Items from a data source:
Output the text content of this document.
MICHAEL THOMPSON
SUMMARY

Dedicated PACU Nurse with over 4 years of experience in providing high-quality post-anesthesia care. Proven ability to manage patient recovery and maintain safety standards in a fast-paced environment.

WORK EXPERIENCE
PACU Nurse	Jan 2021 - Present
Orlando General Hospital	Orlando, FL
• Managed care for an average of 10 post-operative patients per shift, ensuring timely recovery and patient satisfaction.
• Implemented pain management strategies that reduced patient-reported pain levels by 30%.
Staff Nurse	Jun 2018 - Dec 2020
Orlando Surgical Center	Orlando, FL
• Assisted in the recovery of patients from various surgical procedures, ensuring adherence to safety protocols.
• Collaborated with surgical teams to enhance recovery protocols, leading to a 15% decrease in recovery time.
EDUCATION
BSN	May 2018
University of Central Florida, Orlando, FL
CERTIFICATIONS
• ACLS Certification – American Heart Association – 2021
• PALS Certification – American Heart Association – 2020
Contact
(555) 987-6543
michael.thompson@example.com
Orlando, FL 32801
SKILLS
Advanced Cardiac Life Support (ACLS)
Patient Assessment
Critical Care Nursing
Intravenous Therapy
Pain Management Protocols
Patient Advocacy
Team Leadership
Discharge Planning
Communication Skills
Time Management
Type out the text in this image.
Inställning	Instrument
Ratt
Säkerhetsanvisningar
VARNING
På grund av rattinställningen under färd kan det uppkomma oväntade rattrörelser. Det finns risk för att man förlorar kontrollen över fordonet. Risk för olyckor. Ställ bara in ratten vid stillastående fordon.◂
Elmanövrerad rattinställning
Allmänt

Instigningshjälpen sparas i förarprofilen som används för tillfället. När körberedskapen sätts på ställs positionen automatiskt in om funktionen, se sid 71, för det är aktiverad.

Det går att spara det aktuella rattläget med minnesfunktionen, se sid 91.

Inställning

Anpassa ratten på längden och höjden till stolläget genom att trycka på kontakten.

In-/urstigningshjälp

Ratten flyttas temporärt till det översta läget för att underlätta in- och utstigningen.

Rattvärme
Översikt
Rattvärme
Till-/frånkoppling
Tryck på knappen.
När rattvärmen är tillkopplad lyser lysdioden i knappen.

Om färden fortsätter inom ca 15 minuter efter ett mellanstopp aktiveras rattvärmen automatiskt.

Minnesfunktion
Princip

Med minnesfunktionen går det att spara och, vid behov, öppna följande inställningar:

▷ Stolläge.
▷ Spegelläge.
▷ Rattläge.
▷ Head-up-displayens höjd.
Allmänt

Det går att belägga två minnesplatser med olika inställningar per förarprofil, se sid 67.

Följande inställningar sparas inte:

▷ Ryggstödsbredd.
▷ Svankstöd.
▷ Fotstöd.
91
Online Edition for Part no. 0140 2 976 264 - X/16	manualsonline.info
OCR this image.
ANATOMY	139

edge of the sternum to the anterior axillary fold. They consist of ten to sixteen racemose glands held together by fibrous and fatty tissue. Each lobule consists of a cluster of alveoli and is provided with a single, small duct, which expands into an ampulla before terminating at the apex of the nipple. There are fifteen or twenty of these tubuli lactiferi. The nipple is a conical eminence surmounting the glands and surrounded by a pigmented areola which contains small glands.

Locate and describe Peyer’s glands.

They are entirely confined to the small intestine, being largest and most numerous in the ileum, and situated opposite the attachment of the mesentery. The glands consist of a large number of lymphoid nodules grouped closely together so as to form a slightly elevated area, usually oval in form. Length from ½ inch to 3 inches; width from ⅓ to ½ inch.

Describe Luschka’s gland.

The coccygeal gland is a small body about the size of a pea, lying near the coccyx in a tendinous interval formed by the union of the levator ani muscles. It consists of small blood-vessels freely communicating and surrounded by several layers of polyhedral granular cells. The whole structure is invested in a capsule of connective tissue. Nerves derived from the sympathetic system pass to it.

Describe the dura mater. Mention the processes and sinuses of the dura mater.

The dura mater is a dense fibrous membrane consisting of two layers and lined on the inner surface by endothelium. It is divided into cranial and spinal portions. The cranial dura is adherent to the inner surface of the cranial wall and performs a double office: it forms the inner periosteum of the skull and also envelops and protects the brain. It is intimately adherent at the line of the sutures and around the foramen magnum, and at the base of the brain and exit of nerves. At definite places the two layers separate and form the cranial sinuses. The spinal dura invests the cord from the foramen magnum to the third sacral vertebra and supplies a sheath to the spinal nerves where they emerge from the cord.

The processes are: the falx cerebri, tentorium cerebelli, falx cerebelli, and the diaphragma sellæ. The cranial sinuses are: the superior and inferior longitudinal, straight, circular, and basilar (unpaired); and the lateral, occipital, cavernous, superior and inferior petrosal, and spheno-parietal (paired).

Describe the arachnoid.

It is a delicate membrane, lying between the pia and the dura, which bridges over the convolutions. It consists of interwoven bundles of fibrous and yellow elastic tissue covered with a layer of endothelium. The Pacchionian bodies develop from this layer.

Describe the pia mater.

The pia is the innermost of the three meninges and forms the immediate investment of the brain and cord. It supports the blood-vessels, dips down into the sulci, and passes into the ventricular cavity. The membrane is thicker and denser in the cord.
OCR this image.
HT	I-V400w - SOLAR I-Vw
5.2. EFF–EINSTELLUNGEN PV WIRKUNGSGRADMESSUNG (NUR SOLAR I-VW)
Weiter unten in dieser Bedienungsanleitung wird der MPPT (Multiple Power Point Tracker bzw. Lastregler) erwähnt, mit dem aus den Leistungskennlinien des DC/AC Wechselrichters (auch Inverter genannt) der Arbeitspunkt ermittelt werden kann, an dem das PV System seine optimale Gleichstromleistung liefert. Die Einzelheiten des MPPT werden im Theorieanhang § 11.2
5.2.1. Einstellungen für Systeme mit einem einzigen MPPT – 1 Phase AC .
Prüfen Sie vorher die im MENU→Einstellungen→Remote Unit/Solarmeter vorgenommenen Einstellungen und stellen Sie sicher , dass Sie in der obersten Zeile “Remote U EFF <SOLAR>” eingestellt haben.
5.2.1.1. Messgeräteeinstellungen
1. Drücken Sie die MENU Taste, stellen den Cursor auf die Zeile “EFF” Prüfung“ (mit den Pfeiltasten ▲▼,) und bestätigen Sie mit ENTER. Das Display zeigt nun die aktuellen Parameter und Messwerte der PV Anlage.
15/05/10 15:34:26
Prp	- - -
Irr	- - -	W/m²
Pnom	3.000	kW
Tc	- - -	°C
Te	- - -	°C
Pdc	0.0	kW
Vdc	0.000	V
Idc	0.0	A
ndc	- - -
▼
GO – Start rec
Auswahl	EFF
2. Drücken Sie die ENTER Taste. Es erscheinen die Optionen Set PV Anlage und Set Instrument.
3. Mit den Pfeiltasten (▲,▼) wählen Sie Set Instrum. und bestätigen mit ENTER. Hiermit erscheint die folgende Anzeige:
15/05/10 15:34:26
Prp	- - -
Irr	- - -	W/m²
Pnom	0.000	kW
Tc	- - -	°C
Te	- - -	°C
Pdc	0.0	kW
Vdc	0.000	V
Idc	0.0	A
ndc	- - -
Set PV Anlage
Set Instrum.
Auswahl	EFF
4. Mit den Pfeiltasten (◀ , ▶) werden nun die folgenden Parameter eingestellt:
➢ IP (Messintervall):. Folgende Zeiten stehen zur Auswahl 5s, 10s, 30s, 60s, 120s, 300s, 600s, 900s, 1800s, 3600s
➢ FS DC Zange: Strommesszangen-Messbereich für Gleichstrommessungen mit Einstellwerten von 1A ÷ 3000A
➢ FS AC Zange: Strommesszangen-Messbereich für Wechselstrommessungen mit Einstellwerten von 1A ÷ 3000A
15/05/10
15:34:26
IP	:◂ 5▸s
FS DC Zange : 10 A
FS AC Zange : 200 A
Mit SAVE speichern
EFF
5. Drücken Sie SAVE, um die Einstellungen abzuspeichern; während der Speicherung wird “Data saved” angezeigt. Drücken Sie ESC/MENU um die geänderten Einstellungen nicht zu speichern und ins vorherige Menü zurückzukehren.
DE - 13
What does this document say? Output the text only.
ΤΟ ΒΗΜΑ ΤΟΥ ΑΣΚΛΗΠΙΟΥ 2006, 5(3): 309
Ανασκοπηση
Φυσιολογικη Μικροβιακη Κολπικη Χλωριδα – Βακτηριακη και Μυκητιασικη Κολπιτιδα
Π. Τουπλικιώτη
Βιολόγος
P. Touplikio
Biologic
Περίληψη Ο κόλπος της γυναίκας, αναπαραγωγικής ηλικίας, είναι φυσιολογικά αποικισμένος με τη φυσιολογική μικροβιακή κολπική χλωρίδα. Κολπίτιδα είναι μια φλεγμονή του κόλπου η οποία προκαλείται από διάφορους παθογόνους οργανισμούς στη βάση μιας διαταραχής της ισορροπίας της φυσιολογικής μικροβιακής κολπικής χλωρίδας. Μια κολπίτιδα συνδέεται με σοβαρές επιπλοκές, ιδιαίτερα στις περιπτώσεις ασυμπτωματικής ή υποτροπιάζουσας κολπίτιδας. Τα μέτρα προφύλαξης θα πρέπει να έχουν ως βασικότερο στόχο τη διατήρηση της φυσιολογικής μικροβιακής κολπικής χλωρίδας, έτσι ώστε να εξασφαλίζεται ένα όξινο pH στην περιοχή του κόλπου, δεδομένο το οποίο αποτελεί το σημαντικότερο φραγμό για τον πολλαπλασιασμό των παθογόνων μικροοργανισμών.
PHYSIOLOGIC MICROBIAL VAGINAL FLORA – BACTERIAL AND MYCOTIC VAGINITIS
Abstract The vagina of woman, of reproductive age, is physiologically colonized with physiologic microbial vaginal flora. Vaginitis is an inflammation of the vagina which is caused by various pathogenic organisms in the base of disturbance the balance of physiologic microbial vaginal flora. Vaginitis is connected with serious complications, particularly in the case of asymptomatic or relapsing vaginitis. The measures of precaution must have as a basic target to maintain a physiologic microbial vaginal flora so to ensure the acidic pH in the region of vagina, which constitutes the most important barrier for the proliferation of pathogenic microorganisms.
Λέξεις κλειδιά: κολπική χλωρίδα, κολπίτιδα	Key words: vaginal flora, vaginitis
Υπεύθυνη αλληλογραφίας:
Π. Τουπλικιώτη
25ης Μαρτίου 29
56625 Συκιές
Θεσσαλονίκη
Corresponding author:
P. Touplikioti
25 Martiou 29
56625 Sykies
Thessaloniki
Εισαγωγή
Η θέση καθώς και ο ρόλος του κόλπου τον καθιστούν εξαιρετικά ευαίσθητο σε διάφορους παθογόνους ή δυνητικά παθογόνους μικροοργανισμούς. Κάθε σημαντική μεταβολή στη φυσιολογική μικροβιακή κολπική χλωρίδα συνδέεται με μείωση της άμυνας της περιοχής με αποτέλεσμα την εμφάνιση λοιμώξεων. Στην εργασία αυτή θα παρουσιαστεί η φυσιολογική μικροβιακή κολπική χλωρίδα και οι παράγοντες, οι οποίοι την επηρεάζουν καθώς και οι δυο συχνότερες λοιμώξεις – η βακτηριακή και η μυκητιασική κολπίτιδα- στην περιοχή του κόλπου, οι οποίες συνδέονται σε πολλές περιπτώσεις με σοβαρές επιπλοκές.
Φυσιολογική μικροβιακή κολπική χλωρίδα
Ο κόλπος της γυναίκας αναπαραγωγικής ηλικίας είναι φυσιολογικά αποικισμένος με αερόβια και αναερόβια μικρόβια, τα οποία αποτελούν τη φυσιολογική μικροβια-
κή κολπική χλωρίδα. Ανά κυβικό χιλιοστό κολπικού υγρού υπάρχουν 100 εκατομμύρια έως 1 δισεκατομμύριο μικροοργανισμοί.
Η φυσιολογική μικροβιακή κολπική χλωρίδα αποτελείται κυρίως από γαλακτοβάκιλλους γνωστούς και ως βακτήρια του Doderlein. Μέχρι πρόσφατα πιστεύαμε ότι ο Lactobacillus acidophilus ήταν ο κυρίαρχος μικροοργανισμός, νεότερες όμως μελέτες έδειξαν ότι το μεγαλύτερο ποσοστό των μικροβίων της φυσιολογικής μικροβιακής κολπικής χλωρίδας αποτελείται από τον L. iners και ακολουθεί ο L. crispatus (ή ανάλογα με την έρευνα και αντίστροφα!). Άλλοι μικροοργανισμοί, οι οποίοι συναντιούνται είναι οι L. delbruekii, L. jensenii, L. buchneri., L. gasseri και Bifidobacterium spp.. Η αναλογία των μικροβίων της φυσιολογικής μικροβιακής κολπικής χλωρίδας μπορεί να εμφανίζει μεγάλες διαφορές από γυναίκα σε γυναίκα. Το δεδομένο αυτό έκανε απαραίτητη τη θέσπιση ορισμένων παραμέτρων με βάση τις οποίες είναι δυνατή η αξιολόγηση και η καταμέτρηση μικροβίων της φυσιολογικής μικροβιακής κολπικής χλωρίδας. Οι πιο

Exercise prompt
Among the lines above, count those containing "Parameter" and give only that count.

Result for this exercise
2